REQUIREMENT → Each line below should be reproduced without any alteration.

EXTRACTED INFORMATION →
[BEGIN]

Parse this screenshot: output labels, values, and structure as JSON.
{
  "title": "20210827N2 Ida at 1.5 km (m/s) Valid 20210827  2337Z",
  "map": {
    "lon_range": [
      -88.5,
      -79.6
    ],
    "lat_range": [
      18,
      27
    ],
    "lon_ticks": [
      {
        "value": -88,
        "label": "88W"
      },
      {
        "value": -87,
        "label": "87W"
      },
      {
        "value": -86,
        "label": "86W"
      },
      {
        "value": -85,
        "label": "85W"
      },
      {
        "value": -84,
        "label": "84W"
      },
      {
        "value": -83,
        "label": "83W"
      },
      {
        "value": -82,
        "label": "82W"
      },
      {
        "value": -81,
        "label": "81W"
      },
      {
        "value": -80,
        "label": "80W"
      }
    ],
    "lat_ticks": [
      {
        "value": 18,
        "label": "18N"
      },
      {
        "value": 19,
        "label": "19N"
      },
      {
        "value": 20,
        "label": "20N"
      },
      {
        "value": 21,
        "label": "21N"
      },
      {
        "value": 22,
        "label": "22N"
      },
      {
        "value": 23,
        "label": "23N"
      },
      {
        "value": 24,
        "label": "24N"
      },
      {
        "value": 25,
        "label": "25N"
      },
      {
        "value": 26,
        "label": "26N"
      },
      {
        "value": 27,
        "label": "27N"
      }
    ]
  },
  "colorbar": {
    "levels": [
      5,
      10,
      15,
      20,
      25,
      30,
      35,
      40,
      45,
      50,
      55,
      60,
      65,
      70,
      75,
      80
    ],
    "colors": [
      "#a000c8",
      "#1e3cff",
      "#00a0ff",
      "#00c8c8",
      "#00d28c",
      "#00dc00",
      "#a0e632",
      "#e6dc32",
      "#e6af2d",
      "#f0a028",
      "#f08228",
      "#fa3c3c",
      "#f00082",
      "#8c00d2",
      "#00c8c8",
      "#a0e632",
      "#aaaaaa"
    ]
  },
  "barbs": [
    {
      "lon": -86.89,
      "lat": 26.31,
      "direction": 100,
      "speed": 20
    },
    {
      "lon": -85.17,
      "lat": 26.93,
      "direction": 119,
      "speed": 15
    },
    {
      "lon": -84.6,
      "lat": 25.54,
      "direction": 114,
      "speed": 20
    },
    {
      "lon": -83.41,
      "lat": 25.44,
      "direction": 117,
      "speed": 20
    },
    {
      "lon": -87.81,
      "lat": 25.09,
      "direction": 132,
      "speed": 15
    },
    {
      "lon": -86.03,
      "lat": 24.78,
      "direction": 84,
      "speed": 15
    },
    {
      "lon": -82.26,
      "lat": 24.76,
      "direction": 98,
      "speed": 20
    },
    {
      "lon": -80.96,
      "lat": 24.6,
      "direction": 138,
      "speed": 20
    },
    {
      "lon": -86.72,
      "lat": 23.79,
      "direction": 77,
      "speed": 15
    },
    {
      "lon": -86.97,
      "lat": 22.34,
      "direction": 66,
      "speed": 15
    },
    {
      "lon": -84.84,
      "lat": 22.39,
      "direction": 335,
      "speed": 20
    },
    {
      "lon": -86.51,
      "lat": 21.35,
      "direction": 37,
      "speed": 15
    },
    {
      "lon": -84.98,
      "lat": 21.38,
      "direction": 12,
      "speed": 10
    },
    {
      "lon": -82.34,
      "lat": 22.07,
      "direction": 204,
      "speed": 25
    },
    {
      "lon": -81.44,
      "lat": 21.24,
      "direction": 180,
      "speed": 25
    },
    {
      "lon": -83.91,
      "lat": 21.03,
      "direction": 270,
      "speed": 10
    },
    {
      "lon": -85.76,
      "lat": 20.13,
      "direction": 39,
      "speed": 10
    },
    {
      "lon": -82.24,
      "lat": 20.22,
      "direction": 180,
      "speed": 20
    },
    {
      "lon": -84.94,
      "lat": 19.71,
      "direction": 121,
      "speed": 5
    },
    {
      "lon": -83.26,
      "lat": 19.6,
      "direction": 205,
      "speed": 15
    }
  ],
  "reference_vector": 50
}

[END]

SOLUTION TO THE PROBLEM →
Parse this screenshot: output labels, values, and structure as JSON.
{
  "title": "20210827N2 Ida at 1.5 km (m/s) Valid 20210827  2337Z",
  "map": {
    "lon_range": [
      -88.5,
      -79.6
    ],
    "lat_range": [
      18,
      27
    ],
    "lon_ticks": [
      {
        "value": -88,
        "label": "88W"
      },
      {
        "value": -87,
        "label": "87W"
      },
      {
        "value": -86,
        "label": "86W"
      },
      {
        "value": -85,
        "label": "85W"
      },
      {
        "value": -84,
        "label": "84W"
      },
      {
        "value": -83,
        "label": "83W"
      },
      {
        "value": -82,
        "label": "82W"
      },
      {
        "value": -81,
        "label": "81W"
      },
      {
        "value": -80,
        "label": "80W"
      }
    ],
    "lat_ticks": [
      {
        "value": 18,
        "label": "18N"
      },
      {
        "value": 19,
        "label": "19N"
      },
      {
        "value": 20,
        "label": "20N"
      },
      {
        "value": 21,
        "label": "21N"
      },
      {
        "value": 22,
        "label": "22N"
      },
      {
        "value": 23,
        "label": "23N"
      },
      {
        "value": 24,
        "label": "24N"
      },
      {
        "value": 25,
        "label": "25N"
      },
      {
        "value": 26,
        "label": "26N"
      },
      {
        "value": 27,
        "label": "27N"
      }
    ]
  },
  "colorbar": {
    "levels": [
      5,
      10,
      15,
      20,
      25,
      30,
      35,
      40,
      45,
      50,
      55,
      60,
      65,
      70,
      75,
      80
    ],
    "colors": [
      "#a000c8",
      "#1e3cff",
      "#00a0ff",
      "#00c8c8",
      "#00d28c",
      "#00dc00",
      "#a0e632",
      "#e6dc32",
      "#e6af2d",
      "#f0a028",
      "#f08228",
      "#fa3c3c",
      "#f00082",
      "#8c00d2",
      "#00c8c8",
      "#a0e632",
      "#aaaaaa"
    ]
  },
  "barbs": [
    {
      "lon": -86.89,
      "lat": 26.31,
      "direction": 100,
      "speed": 20
    },
    {
      "lon": -85.17,
      "lat": 26.93,
      "direction": 119,
      "speed": 15
    },
    {
      "lon": -84.6,
      "lat": 25.54,
      "direction": 114,
      "speed": 20
    },
    {
      "lon": -83.41,
      "lat": 25.44,
      "direction": 117,
      "speed": 20
    },
    {
      "lon": -87.81,
      "lat": 25.09,
      "direction": 132,
      "speed": 15
    },
    {
      "lon": -86.03,
      "lat": 24.78,
      "direction": 84,
      "speed": 15
    },
    {
      "lon": -82.26,
      "lat": 24.76,
      "direction": 98,
      "speed": 20
    },
    {
      "lon": -80.96,
      "lat": 24.6,
      "direction": 138,
      "speed": 20
    },
    {
      "lon": -86.72,
      "lat": 23.79,
      "direction": 77,
      "speed": 15
    },
    {
      "lon": -86.97,
      "lat": 22.34,
      "direction": 66,
      "speed": 15
    },
    {
      "lon": -84.84,
      "lat": 22.39,
      "direction": 335,
      "speed": 20
    },
    {
      "lon": -86.51,
      "lat": 21.35,
      "direction": 37,
      "speed": 15
    },
    {
      "lon": -84.98,
      "lat": 21.38,
      "direction": 12,
      "speed": 10
    },
    {
      "lon": -82.34,
      "lat": 22.07,
      "direction": 204,
      "speed": 25
    },
    {
      "lon": -81.44,
      "lat": 21.24,
      "direction": 180,
      "speed": 25
    },
    {
      "lon": -83.91,
      "lat": 21.03,
      "direction": 270,
      "speed": 10
    },
    {
      "lon": -85.76,
      "lat": 20.13,
      "direction": 39,
      "speed": 10
    },
    {
      "lon": -82.24,
      "lat": 20.22,
      "direction": 180,
      "speed": 20
    },
    {
      "lon": -84.94,
      "lat": 19.71,
      "direction": 121,
      "speed": 5
    },
    {
      "lon": -83.26,
      "lat": 19.6,
      "direction": 205,
      "speed": 15
    }
  ],
  "reference_vector": 50
}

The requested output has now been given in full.